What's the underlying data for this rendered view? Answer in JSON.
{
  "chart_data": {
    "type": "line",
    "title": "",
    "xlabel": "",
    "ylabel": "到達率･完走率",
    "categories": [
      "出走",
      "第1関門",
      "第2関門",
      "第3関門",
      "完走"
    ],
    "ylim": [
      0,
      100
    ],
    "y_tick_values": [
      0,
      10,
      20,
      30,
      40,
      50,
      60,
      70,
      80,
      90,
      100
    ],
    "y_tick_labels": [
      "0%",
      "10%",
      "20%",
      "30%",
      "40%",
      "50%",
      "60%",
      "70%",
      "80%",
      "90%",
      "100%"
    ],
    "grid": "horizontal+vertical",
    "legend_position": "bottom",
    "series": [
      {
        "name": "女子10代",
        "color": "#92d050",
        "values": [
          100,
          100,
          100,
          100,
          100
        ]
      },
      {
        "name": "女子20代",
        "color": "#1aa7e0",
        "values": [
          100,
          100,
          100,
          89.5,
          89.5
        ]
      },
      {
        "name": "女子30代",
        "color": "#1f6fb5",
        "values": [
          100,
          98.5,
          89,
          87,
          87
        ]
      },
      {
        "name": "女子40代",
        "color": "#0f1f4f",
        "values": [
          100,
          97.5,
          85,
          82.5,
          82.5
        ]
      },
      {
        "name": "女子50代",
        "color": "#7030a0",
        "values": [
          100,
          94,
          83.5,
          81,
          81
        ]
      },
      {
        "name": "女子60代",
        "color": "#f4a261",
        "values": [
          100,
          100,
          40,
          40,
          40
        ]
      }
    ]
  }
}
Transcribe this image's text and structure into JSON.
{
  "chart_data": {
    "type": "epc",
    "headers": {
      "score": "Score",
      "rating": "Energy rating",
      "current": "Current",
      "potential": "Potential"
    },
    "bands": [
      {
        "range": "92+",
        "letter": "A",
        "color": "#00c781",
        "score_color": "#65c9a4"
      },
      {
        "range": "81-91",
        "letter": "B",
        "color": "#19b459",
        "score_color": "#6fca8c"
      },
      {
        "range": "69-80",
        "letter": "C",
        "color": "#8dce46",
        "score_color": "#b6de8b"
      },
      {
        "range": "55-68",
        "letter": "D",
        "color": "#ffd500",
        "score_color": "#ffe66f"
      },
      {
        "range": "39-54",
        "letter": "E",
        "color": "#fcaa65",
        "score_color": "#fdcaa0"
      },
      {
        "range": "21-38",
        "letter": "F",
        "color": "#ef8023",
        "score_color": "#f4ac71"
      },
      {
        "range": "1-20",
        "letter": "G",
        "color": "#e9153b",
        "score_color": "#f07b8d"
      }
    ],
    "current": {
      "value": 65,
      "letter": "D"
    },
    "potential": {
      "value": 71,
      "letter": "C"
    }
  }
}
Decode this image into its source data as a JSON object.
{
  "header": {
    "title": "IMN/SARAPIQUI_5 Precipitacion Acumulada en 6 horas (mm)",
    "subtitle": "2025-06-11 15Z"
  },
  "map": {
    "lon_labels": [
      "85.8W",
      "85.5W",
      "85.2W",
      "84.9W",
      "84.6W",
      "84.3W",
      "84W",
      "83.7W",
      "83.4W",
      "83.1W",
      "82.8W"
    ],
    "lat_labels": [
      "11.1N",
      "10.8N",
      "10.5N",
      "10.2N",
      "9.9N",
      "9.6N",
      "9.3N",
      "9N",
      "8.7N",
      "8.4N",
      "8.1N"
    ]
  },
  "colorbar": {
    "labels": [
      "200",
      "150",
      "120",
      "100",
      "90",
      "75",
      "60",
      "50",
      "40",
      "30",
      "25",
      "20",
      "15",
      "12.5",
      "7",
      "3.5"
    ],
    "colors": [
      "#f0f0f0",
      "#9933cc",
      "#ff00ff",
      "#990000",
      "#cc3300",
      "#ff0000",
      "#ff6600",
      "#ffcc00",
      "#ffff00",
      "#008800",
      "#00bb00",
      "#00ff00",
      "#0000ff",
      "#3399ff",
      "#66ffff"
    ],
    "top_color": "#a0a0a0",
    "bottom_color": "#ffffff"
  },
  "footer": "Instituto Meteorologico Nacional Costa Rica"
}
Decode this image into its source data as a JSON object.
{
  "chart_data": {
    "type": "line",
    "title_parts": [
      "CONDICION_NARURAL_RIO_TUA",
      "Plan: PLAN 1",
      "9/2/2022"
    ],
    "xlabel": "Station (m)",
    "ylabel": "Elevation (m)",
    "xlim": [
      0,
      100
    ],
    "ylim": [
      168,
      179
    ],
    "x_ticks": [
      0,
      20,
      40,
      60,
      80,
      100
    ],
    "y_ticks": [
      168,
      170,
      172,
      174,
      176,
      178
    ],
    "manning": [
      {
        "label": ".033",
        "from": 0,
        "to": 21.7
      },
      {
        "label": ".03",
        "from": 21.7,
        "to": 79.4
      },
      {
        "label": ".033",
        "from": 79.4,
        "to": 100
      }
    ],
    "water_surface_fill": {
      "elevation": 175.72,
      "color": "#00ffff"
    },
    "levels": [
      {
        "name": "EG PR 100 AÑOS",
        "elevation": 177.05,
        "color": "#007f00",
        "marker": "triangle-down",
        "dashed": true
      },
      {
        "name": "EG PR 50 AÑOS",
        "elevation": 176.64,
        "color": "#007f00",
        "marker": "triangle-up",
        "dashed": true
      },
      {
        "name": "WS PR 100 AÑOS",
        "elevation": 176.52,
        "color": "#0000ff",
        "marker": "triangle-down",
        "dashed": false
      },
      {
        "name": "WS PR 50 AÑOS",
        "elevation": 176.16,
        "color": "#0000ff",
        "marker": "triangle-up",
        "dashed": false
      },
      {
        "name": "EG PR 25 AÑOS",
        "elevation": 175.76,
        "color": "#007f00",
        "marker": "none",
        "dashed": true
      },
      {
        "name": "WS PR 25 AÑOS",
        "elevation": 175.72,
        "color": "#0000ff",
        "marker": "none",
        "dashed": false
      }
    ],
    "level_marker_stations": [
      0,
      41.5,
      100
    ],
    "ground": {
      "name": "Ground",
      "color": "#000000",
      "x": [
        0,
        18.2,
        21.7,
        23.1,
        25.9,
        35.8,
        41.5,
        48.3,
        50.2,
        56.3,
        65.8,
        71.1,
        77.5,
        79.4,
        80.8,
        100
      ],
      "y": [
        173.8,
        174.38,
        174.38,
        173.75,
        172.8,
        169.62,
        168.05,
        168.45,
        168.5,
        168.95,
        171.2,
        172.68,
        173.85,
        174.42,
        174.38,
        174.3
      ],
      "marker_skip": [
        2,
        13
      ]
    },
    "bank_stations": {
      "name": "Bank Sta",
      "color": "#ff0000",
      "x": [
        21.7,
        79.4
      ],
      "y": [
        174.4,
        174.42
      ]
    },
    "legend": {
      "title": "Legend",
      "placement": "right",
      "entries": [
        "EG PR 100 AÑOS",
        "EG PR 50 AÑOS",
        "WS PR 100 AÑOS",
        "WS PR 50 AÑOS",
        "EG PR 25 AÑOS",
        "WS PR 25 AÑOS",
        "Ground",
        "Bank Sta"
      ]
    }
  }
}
= = = = =
▶ **YOUR INSTRUCTIONS**: Print back all the lines verbatim.

▶ **PROBLEM SOLUTION**:
What's the underlying data for this rendered view? Answer in JSON.
{
  "chart_data": {
    "type": "line",
    "title": "",
    "xlabel": "",
    "ylabel": "到達率･完走率",
    "categories": [
      "出走",
      "第1関門",
      "第2関門",
      "第3関門",
      "完走"
    ],
    "ylim": [
      0,
      100
    ],
    "y_tick_values": [
      0,
      10,
      20,
      30,
      40,
      50,
      60,
      70,
      80,
      90,
      100
    ],
    "y_tick_labels": [
      "0%",
      "10%",
      "20%",
      "30%",
      "40%",
      "50%",
      "60%",
      "70%",
      "80%",
      "90%",
      "100%"
    ],
    "grid": "horizontal+vertical",
    "legend_position": "bottom",
    "series": [
      {
        "name": "女子10代",
        "color": "#92d050",
        "values": [
          100,
          100,
          100,
          100,
          100
        ]
      },
      {
        "name": "女子20代",
        "color": "#1aa7e0",
        "values": [
          100,
          100,
          100,
          89.5,
          89.5
        ]
      },
      {
        "name": "女子30代",
        "color": "#1f6fb5",
        "values": [
          100,
          98.5,
          89,
          87,
          87
        ]
      },
      {
        "name": "女子40代",
        "color": "#0f1f4f",
        "values": [
          100,
          97.5,
          85,
          82.5,
          82.5
        ]
      },
      {
        "name": "女子50代",
        "color": "#7030a0",
        "values": [
          100,
          94,
          83.5,
          81,
          81
        ]
      },
      {
        "name": "女子60代",
        "color": "#f4a261",
        "values": [
          100,
          100,
          40,
          40,
          40
        ]
      }
    ]
  }
}
Transcribe this image's text and structure into JSON.
{
  "chart_data": {
    "type": "epc",
    "headers": {
      "score": "Score",
      "rating": "Energy rating",
      "current": "Current",
      "potential": "Potential"
    },
    "bands": [
      {
        "range": "92+",
        "letter": "A",
        "color": "#00c781",
        "score_color": "#65c9a4"
      },
      {
        "range": "81-91",
        "letter": "B",
        "color": "#19b459",
        "score_color": "#6fca8c"
      },
      {
        "range": "69-80",
        "letter": "C",
        "color": "#8dce46",
        "score_color": "#b6de8b"
      },
      {
        "range": "55-68",
        "letter": "D",
        "color": "#ffd500",
        "score_color": "#ffe66f"
      },
      {
        "range": "39-54",
        "letter": "E",
        "color": "#fcaa65",
        "score_color": "#fdcaa0"
      },
      {
        "range": "21-38",
        "letter": "F",
        "color": "#ef8023",
        "score_color": "#f4ac71"
      },
      {
        "range": "1-20",
        "letter": "G",
        "color": "#e9153b",
        "score_color": "#f07b8d"
      }
    ],
    "current": {
      "value": 65,
      "letter": "D"
    },
    "potential": {
      "value": 71,
      "letter": "C"
    }
  }
}
Decode this image into its source data as a JSON object.
{
  "header": {
    "title": "IMN/SARAPIQUI_5 Precipitacion Acumulada en 6 horas (mm)",
    "subtitle": "2025-06-11 15Z"
  },
  "map": {
    "lon_labels": [
      "85.8W",
      "85.5W",
      "85.2W",
      "84.9W",
      "84.6W",
      "84.3W",
      "84W",
      "83.7W",
      "83.4W",
      "83.1W",
      "82.8W"
    ],
    "lat_labels": [
      "11.1N",
      "10.8N",
      "10.5N",
      "10.2N",
      "9.9N",
      "9.6N",
      "9.3N",
      "9N",
      "8.7N",
      "8.4N",
      "8.1N"
    ]
  },
  "colorbar": {
    "labels": [
      "200",
      "150",
      "120",
      "100",
      "90",
      "75",
      "60",
      "50",
      "40",
      "30",
      "25",
      "20",
      "15",
      "12.5",
      "7",
      "3.5"
    ],
    "colors": [
      "#f0f0f0",
      "#9933cc",
      "#ff00ff",
      "#990000",
      "#cc3300",
      "#ff0000",
      "#ff6600",
      "#ffcc00",
      "#ffff00",
      "#008800",
      "#00bb00",
      "#00ff00",
      "#0000ff",
      "#3399ff",
      "#66ffff"
    ],
    "top_color": "#a0a0a0",
    "bottom_color": "#ffffff"
  },
  "footer": "Instituto Meteorologico Nacional Costa Rica"
}
Decode this image into its source data as a JSON object.
{
  "chart_data": {
    "type": "line",
    "title_parts": [
      "CONDICION_NARURAL_RIO_TUA",
      "Plan: PLAN 1",
      "9/2/2022"
    ],
    "xlabel": "Station (m)",
    "ylabel": "Elevation (m)",
    "xlim": [
      0,
      100
    ],
    "ylim": [
      168,
      179
    ],
    "x_ticks": [
      0,
      20,
      40,
      60,
      80,
      100
    ],
    "y_ticks": [
      168,
      170,
      172,
      174,
      176,
      178
    ],
    "manning": [
      {
        "label": ".033",
        "from": 0,
        "to": 21.7
      },
      {
        "label": ".03",
        "from": 21.7,
        "to": 79.4
      },
      {
        "label": ".033",
        "from": 79.4,
        "to": 100
      }
    ],
    "water_surface_fill": {
      "elevation": 175.72,
      "color": "#00ffff"
    },
    "levels": [
      {
        "name": "EG PR 100 AÑOS",
        "elevation": 177.05,
        "color": "#007f00",
        "marker": "triangle-down",
        "dashed": true
      },
      {
        "name": "EG PR 50 AÑOS",
        "elevation": 176.64,
        "color": "#007f00",
        "marker": "triangle-up",
        "dashed": true
      },
      {
        "name": "WS PR 100 AÑOS",
        "elevation": 176.52,
        "color": "#0000ff",
        "marker": "triangle-down",
        "dashed": false
      },
      {
        "name": "WS PR 50 AÑOS",
        "elevation": 176.16,
        "color": "#0000ff",
        "marker": "triangle-up",
        "dashed": false
      },
      {
        "name": "EG PR 25 AÑOS",
        "elevation": 175.76,
        "color": "#007f00",
        "marker": "none",
        "dashed": true
      },
      {
        "name": "WS PR 25 AÑOS",
        "elevation": 175.72,
        "color": "#0000ff",
        "marker": "none",
        "dashed": false
      }
    ],
    "level_marker_stations": [
      0,
      41.5,
      100
    ],
    "ground": {
      "name": "Ground",
      "color": "#000000",
      "x": [
        0,
        18.2,
        21.7,
        23.1,
        25.9,
        35.8,
        41.5,
        48.3,
        50.2,
        56.3,
        65.8,
        71.1,
        77.5,
        79.4,
        80.8,
        100
      ],
      "y": [
        173.8,
        174.38,
        174.38,
        173.75,
        172.8,
        169.62,
        168.05,
        168.45,
        168.5,
        168.95,
        171.2,
        172.68,
        173.85,
        174.42,
        174.38,
        174.3
      ],
      "marker_skip": [
        2,
        13
      ]
    },
    "bank_stations": {
      "name": "Bank Sta",
      "color": "#ff0000",
      "x": [
        21.7,
        79.4
      ],
      "y": [
        174.4,
        174.42
      ]
    },
    "legend": {
      "title": "Legend",
      "placement": "right",
      "entries": [
        "EG PR 100 AÑOS",
        "EG PR 50 AÑOS",
        "WS PR 100 AÑOS",
        "WS PR 50 AÑOS",
        "EG PR 25 AÑOS",
        "WS PR 25 AÑOS",
        "Ground",
        "Bank Sta"
      ]
    }
  }
}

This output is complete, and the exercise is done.